[Saved data entries]
|---|

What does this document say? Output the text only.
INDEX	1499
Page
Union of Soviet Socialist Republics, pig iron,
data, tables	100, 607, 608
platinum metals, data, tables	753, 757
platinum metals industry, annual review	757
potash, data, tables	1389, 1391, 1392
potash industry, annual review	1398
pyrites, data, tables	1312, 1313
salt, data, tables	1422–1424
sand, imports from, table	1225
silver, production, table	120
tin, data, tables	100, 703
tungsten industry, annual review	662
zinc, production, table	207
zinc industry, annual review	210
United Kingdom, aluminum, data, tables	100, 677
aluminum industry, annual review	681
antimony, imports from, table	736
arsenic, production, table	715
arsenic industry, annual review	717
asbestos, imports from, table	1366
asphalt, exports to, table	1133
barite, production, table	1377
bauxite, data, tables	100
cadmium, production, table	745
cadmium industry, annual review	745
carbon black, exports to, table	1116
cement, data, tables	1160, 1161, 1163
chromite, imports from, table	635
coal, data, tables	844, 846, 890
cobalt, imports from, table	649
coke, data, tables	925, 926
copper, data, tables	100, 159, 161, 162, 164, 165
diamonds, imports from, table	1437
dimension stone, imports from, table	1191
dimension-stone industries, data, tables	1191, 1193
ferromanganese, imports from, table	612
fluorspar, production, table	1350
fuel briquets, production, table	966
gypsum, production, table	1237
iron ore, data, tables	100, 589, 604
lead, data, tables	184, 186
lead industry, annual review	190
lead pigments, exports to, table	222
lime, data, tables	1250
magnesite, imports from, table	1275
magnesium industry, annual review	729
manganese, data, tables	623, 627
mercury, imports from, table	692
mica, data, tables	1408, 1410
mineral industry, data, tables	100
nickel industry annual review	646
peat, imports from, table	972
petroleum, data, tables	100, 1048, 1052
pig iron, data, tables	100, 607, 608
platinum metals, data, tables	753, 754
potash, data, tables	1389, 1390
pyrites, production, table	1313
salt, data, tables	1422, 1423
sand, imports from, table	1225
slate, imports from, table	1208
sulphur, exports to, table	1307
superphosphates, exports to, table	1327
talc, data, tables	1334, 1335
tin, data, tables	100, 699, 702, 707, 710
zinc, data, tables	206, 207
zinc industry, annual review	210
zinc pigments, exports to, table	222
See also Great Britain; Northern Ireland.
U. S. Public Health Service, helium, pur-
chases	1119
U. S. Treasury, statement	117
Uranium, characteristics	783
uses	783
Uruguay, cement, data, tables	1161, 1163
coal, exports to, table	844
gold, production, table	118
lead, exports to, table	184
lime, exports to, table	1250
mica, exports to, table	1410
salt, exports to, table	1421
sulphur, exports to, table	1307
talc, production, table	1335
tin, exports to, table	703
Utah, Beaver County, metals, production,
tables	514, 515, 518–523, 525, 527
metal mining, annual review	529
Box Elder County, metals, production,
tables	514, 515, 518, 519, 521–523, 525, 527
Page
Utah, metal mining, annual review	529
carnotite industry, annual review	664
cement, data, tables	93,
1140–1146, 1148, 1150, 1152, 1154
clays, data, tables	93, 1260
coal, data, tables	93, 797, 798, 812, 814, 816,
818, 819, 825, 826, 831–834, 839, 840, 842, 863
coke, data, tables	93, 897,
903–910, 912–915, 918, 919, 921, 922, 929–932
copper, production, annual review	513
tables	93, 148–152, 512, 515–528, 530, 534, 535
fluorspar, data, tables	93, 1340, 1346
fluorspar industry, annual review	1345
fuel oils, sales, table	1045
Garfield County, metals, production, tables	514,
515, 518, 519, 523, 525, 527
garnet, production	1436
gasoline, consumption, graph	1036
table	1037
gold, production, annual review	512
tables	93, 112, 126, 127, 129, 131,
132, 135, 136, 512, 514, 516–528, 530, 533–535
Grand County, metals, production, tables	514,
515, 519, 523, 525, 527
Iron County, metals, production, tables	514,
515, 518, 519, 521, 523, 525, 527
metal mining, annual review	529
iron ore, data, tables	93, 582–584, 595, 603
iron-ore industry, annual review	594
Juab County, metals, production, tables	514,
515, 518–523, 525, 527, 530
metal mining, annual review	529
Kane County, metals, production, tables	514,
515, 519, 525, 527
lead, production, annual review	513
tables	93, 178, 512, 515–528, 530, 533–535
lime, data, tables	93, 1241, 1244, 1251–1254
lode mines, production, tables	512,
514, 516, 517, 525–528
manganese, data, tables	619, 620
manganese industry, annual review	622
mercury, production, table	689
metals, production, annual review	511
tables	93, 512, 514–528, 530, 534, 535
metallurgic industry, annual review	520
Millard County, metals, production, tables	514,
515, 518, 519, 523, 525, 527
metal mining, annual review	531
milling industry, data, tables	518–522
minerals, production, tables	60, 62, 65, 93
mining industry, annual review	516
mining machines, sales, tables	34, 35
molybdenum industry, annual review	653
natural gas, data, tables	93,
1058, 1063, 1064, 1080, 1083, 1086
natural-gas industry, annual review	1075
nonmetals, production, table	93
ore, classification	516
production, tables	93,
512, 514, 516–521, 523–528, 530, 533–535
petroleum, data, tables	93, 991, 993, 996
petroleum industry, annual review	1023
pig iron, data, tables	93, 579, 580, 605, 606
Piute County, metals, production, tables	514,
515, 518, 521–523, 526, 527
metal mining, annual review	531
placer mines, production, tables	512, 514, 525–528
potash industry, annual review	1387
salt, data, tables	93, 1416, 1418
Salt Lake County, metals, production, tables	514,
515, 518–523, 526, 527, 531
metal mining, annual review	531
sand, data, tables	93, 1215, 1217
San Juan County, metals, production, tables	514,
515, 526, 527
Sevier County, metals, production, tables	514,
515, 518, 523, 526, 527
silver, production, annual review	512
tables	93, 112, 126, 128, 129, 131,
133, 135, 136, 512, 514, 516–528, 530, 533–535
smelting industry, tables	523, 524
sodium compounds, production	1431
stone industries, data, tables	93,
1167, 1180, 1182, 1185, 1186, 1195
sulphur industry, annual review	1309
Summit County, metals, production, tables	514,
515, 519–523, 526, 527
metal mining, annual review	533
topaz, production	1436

|---|

— Aim of the exercise —
From the listing above, extract every line exactly as it stands.

— Solution to this exercise —
What does this document say? Output the text only.
INDEX	1499
Page
Union of Soviet Socialist Republics, pig iron,
data, tables	100, 607, 608
platinum metals, data, tables	753, 757
platinum metals industry, annual review	757
potash, data, tables	1389, 1391, 1392
potash industry, annual review	1398
pyrites, data, tables	1312, 1313
salt, data, tables	1422–1424
sand, imports from, table	1225
silver, production, table	120
tin, data, tables	100, 703
tungsten industry, annual review	662
zinc, production, table	207
zinc industry, annual review	210
United Kingdom, aluminum, data, tables	100, 677
aluminum industry, annual review	681
antimony, imports from, table	736
arsenic, production, table	715
arsenic industry, annual review	717
asbestos, imports from, table	1366
asphalt, exports to, table	1133
barite, production, table	1377
bauxite, data, tables	100
cadmium, production, table	745
cadmium industry, annual review	745
carbon black, exports to, table	1116
cement, data, tables	1160, 1161, 1163
chromite, imports from, table	635
coal, data, tables	844, 846, 890
cobalt, imports from, table	649
coke, data, tables	925, 926
copper, data, tables	100, 159, 161, 162, 164, 165
diamonds, imports from, table	1437
dimension stone, imports from, table	1191
dimension-stone industries, data, tables	1191, 1193
ferromanganese, imports from, table	612
fluorspar, production, table	1350
fuel briquets, production, table	966
gypsum, production, table	1237
iron ore, data, tables	100, 589, 604
lead, data, tables	184, 186
lead industry, annual review	190
lead pigments, exports to, table	222
lime, data, tables	1250
magnesite, imports from, table	1275
magnesium industry, annual review	729
manganese, data, tables	623, 627
mercury, imports from, table	692
mica, data, tables	1408, 1410
mineral industry, data, tables	100
nickel industry annual review	646
peat, imports from, table	972
petroleum, data, tables	100, 1048, 1052
pig iron, data, tables	100, 607, 608
platinum metals, data, tables	753, 754
potash, data, tables	1389, 1390
pyrites, production, table	1313
salt, data, tables	1422, 1423
sand, imports from, table	1225
slate, imports from, table	1208
sulphur, exports to, table	1307
superphosphates, exports to, table	1327
talc, data, tables	1334, 1335
tin, data, tables	100, 699, 702, 707, 710
zinc, data, tables	206, 207
zinc industry, annual review	210
zinc pigments, exports to, table	222
See also Great Britain; Northern Ireland.
U. S. Public Health Service, helium, pur-
chases	1119
U. S. Treasury, statement	117
Uranium, characteristics	783
uses	783
Uruguay, cement, data, tables	1161, 1163
coal, exports to, table	844
gold, production, table	118
lead, exports to, table	184
lime, exports to, table	1250
mica, exports to, table	1410
salt, exports to, table	1421
sulphur, exports to, table	1307
talc, production, table	1335
tin, exports to, table	703
Utah, Beaver County, metals, production,
tables	514, 515, 518–523, 525, 527
metal mining, annual review	529
Box Elder County, metals, production,
tables	514, 515, 518, 519, 521–523, 525, 527
Page
Utah, metal mining, annual review	529
carnotite industry, annual review	664
cement, data, tables	93,
1140–1146, 1148, 1150, 1152, 1154
clays, data, tables	93, 1260
coal, data, tables	93, 797, 798, 812, 814, 816,
818, 819, 825, 826, 831–834, 839, 840, 842, 863
coke, data, tables	93, 897,
903–910, 912–915, 918, 919, 921, 922, 929–932
copper, production, annual review	513
tables	93, 148–152, 512, 515–528, 530, 534, 535
fluorspar, data, tables	93, 1340, 1346
fluorspar industry, annual review	1345
fuel oils, sales, table	1045
Garfield County, metals, production, tables	514,
515, 518, 519, 523, 525, 527
garnet, production	1436
gasoline, consumption, graph	1036
table	1037
gold, production, annual review	512
tables	93, 112, 126, 127, 129, 131,
132, 135, 136, 512, 514, 516–528, 530, 533–535
Grand County, metals, production, tables	514,
515, 519, 523, 525, 527
Iron County, metals, production, tables	514,
515, 518, 519, 521, 523, 525, 527
metal mining, annual review	529
iron ore, data, tables	93, 582–584, 595, 603
iron-ore industry, annual review	594
Juab County, metals, production, tables	514,
515, 518–523, 525, 527, 530
metal mining, annual review	529
Kane County, metals, production, tables	514,
515, 519, 525, 527
lead, production, annual review	513
tables	93, 178, 512, 515–528, 530, 533–535
lime, data, tables	93, 1241, 1244, 1251–1254
lode mines, production, tables	512,
514, 516, 517, 525–528
manganese, data, tables	619, 620
manganese industry, annual review	622
mercury, production, table	689
metals, production, annual review	511
tables	93, 512, 514–528, 530, 534, 535
metallurgic industry, annual review	520
Millard County, metals, production, tables	514,
515, 518, 519, 523, 525, 527
metal mining, annual review	531
milling industry, data, tables	518–522
minerals, production, tables	60, 62, 65, 93
mining industry, annual review	516
mining machines, sales, tables	34, 35
molybdenum industry, annual review	653
natural gas, data, tables	93,
1058, 1063, 1064, 1080, 1083, 1086
natural-gas industry, annual review	1075
nonmetals, production, table	93
ore, classification	516
production, tables	93,
512, 514, 516–521, 523–528, 530, 533–535
petroleum, data, tables	93, 991, 993, 996
petroleum industry, annual review	1023
pig iron, data, tables	93, 579, 580, 605, 606
Piute County, metals, production, tables	514,
515, 518, 521–523, 526, 527
metal mining, annual review	531
placer mines, production, tables	512, 514, 525–528
potash industry, annual review	1387
salt, data, tables	93, 1416, 1418
Salt Lake County, metals, production, tables	514,
515, 518–523, 526, 527, 531
metal mining, annual review	531
sand, data, tables	93, 1215, 1217
San Juan County, metals, production, tables	514,
515, 526, 527
Sevier County, metals, production, tables	514,
515, 518, 523, 526, 527
silver, production, annual review	512
tables	93, 112, 126, 128, 129, 131,
133, 135, 136, 512, 514, 516–528, 530, 533–535
smelting industry, tables	523, 524
sodium compounds, production	1431
stone industries, data, tables	93,
1167, 1180, 1182, 1185, 1186, 1195
sulphur industry, annual review	1309
Summit County, metals, production, tables	514,
515, 519–523, 526, 527
metal mining, annual review	533
topaz, production	1436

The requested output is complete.